Repeat the records word for word, excluding any picture.

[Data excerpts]

------------------------------------------------------------

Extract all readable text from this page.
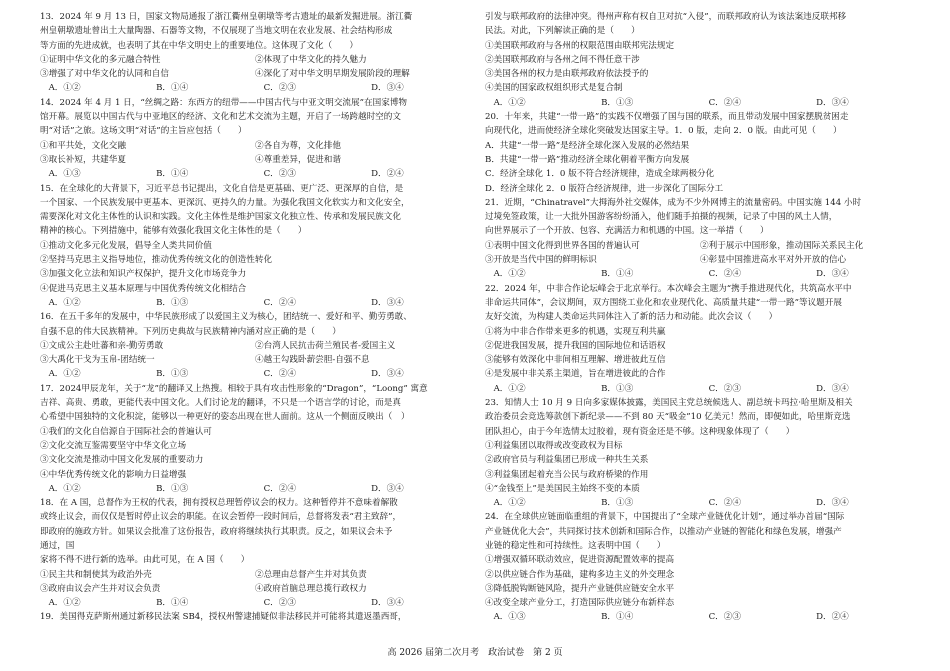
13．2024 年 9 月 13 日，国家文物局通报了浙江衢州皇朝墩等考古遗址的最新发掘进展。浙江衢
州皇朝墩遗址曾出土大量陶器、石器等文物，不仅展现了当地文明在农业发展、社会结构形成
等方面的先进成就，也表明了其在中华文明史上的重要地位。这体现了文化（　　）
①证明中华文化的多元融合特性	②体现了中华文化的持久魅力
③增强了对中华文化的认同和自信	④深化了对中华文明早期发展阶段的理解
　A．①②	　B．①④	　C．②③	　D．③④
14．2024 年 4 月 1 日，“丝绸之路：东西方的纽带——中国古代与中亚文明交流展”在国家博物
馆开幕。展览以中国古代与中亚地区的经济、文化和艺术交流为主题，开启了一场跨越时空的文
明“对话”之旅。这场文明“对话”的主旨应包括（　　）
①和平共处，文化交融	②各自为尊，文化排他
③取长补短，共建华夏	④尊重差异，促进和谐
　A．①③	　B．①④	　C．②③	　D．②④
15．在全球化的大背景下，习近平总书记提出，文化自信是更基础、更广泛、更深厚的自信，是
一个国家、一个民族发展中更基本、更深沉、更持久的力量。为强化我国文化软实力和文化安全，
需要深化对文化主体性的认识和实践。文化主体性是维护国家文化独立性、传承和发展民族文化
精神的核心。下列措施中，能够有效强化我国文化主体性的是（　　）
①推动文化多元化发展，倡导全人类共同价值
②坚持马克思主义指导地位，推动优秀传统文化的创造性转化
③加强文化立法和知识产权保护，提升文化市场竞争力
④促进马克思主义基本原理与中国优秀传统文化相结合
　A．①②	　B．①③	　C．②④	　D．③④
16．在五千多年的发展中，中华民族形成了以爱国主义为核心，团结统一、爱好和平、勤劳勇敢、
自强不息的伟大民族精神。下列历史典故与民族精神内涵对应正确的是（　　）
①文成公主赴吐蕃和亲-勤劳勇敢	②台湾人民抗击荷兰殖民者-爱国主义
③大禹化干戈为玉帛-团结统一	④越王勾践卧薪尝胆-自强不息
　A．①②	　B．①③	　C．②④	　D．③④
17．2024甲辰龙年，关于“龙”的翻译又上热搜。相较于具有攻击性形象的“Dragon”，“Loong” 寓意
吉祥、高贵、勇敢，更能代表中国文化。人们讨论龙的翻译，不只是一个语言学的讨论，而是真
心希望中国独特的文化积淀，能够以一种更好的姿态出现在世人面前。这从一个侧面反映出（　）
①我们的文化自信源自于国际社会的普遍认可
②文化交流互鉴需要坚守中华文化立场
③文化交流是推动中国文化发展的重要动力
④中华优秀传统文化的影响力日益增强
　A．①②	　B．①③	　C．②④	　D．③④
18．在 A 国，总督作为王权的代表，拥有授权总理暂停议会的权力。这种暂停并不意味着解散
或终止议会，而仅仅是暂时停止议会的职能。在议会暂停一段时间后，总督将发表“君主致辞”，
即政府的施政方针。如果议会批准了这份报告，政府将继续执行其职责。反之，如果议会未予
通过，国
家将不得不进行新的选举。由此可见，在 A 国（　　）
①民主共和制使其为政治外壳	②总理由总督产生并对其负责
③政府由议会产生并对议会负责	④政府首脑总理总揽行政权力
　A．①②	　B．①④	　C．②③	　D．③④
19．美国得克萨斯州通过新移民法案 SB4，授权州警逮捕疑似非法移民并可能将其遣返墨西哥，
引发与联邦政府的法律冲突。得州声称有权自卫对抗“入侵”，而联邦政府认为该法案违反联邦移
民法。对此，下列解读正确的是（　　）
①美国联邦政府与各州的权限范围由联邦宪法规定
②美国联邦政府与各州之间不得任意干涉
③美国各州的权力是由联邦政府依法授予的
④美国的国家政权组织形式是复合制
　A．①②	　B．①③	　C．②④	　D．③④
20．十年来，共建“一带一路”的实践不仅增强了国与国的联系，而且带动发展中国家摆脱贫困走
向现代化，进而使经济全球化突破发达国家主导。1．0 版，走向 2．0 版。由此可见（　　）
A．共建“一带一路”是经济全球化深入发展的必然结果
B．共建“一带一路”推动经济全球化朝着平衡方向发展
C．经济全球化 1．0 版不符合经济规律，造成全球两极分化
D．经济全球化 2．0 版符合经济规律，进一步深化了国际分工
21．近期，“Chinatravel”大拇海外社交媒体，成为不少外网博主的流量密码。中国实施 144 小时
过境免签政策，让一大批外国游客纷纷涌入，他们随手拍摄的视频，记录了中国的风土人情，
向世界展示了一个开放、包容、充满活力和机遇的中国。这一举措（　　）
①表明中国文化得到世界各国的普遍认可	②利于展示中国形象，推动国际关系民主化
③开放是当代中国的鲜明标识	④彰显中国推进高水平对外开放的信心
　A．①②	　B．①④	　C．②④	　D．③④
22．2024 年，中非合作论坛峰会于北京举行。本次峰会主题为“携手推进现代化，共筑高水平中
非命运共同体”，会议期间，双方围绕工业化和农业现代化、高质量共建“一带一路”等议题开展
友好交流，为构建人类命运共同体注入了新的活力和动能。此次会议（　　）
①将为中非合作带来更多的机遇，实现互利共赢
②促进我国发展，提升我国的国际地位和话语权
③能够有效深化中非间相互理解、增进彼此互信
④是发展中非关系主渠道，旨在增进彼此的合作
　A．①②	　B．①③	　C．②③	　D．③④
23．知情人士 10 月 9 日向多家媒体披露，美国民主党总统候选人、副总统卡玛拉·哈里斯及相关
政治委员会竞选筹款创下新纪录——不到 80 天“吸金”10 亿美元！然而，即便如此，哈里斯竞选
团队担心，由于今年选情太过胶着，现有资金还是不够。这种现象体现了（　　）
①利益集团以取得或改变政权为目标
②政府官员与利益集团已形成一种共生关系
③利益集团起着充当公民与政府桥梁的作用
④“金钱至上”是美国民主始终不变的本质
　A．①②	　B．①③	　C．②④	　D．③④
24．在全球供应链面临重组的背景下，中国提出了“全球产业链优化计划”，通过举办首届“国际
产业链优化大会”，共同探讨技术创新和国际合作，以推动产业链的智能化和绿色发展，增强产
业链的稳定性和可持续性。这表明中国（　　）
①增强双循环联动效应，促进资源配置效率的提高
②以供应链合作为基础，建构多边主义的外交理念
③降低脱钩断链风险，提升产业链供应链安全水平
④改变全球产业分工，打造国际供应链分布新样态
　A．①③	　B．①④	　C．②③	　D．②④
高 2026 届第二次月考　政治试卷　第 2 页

------------------------------------------------------------

Correct response.
Extract all readable text from this page.
13．2024 年 9 月 13 日，国家文物局通报了浙江衢州皇朝墩等考古遗址的最新发掘进展。浙江衢
州皇朝墩遗址曾出土大量陶器、石器等文物，不仅展现了当地文明在农业发展、社会结构形成
等方面的先进成就，也表明了其在中华文明史上的重要地位。这体现了文化（　　）
①证明中华文化的多元融合特性	②体现了中华文化的持久魅力
③增强了对中华文化的认同和自信	④深化了对中华文明早期发展阶段的理解
　A．①②	　B．①④	　C．②③	　D．③④
14．2024 年 4 月 1 日，“丝绸之路：东西方的纽带——中国古代与中亚文明交流展”在国家博物
馆开幕。展览以中国古代与中亚地区的经济、文化和艺术交流为主题，开启了一场跨越时空的文
明“对话”之旅。这场文明“对话”的主旨应包括（　　）
①和平共处，文化交融	②各自为尊，文化排他
③取长补短，共建华夏	④尊重差异，促进和谐
　A．①③	　B．①④	　C．②③	　D．②④
15．在全球化的大背景下，习近平总书记提出，文化自信是更基础、更广泛、更深厚的自信，是
一个国家、一个民族发展中更基本、更深沉、更持久的力量。为强化我国文化软实力和文化安全，
需要深化对文化主体性的认识和实践。文化主体性是维护国家文化独立性、传承和发展民族文化
精神的核心。下列措施中，能够有效强化我国文化主体性的是（　　）
①推动文化多元化发展，倡导全人类共同价值
②坚持马克思主义指导地位，推动优秀传统文化的创造性转化
③加强文化立法和知识产权保护，提升文化市场竞争力
④促进马克思主义基本原理与中国优秀传统文化相结合
　A．①②	　B．①③	　C．②④	　D．③④
16．在五千多年的发展中，中华民族形成了以爱国主义为核心，团结统一、爱好和平、勤劳勇敢、
自强不息的伟大民族精神。下列历史典故与民族精神内涵对应正确的是（　　）
①文成公主赴吐蕃和亲-勤劳勇敢	②台湾人民抗击荷兰殖民者-爱国主义
③大禹化干戈为玉帛-团结统一	④越王勾践卧薪尝胆-自强不息
　A．①②	　B．①③	　C．②④	　D．③④
17．2024甲辰龙年，关于“龙”的翻译又上热搜。相较于具有攻击性形象的“Dragon”，“Loong” 寓意
吉祥、高贵、勇敢，更能代表中国文化。人们讨论龙的翻译，不只是一个语言学的讨论，而是真
心希望中国独特的文化积淀，能够以一种更好的姿态出现在世人面前。这从一个侧面反映出（　）
①我们的文化自信源自于国际社会的普遍认可
②文化交流互鉴需要坚守中华文化立场
③文化交流是推动中国文化发展的重要动力
④中华优秀传统文化的影响力日益增强
　A．①②	　B．①③	　C．②④	　D．③④
18．在 A 国，总督作为王权的代表，拥有授权总理暂停议会的权力。这种暂停并不意味着解散
或终止议会，而仅仅是暂时停止议会的职能。在议会暂停一段时间后，总督将发表“君主致辞”，
即政府的施政方针。如果议会批准了这份报告，政府将继续执行其职责。反之，如果议会未予
通过，国
家将不得不进行新的选举。由此可见，在 A 国（　　）
①民主共和制使其为政治外壳	②总理由总督产生并对其负责
③政府由议会产生并对议会负责	④政府首脑总理总揽行政权力
　A．①②	　B．①④	　C．②③	　D．③④
19．美国得克萨斯州通过新移民法案 SB4，授权州警逮捕疑似非法移民并可能将其遣返墨西哥，
引发与联邦政府的法律冲突。得州声称有权自卫对抗“入侵”，而联邦政府认为该法案违反联邦移
民法。对此，下列解读正确的是（　　）
①美国联邦政府与各州的权限范围由联邦宪法规定
②美国联邦政府与各州之间不得任意干涉
③美国各州的权力是由联邦政府依法授予的
④美国的国家政权组织形式是复合制
　A．①②	　B．①③	　C．②④	　D．③④
20．十年来，共建“一带一路”的实践不仅增强了国与国的联系，而且带动发展中国家摆脱贫困走
向现代化，进而使经济全球化突破发达国家主导。1．0 版，走向 2．0 版。由此可见（　　）
A．共建“一带一路”是经济全球化深入发展的必然结果
B．共建“一带一路”推动经济全球化朝着平衡方向发展
C．经济全球化 1．0 版不符合经济规律，造成全球两极分化
D．经济全球化 2．0 版符合经济规律，进一步深化了国际分工
21．近期，“Chinatravel”大拇海外社交媒体，成为不少外网博主的流量密码。中国实施 144 小时
过境免签政策，让一大批外国游客纷纷涌入，他们随手拍摄的视频，记录了中国的风土人情，
向世界展示了一个开放、包容、充满活力和机遇的中国。这一举措（　　）
①表明中国文化得到世界各国的普遍认可	②利于展示中国形象，推动国际关系民主化
③开放是当代中国的鲜明标识	④彰显中国推进高水平对外开放的信心
　A．①②	　B．①④	　C．②④	　D．③④
22．2024 年，中非合作论坛峰会于北京举行。本次峰会主题为“携手推进现代化，共筑高水平中
非命运共同体”，会议期间，双方围绕工业化和农业现代化、高质量共建“一带一路”等议题开展
友好交流，为构建人类命运共同体注入了新的活力和动能。此次会议（　　）
①将为中非合作带来更多的机遇，实现互利共赢
②促进我国发展，提升我国的国际地位和话语权
③能够有效深化中非间相互理解、增进彼此互信
④是发展中非关系主渠道，旨在增进彼此的合作
　A．①②	　B．①③	　C．②③	　D．③④
23．知情人士 10 月 9 日向多家媒体披露，美国民主党总统候选人、副总统卡玛拉·哈里斯及相关
政治委员会竞选筹款创下新纪录——不到 80 天“吸金”10 亿美元！然而，即便如此，哈里斯竞选
团队担心，由于今年选情太过胶着，现有资金还是不够。这种现象体现了（　　）
①利益集团以取得或改变政权为目标
②政府官员与利益集团已形成一种共生关系
③利益集团起着充当公民与政府桥梁的作用
④“金钱至上”是美国民主始终不变的本质
　A．①②	　B．①③	　C．②④	　D．③④
24．在全球供应链面临重组的背景下，中国提出了“全球产业链优化计划”，通过举办首届“国际
产业链优化大会”，共同探讨技术创新和国际合作，以推动产业链的智能化和绿色发展，增强产
业链的稳定性和可持续性。这表明中国（　　）
①增强双循环联动效应，促进资源配置效率的提高
②以供应链合作为基础，建构多边主义的外交理念
③降低脱钩断链风险，提升产业链供应链安全水平
④改变全球产业分工，打造国际供应链分布新样态
　A．①③	　B．①④	　C．②③	　D．②④
高 2026 届第二次月考　政治试卷　第 2 页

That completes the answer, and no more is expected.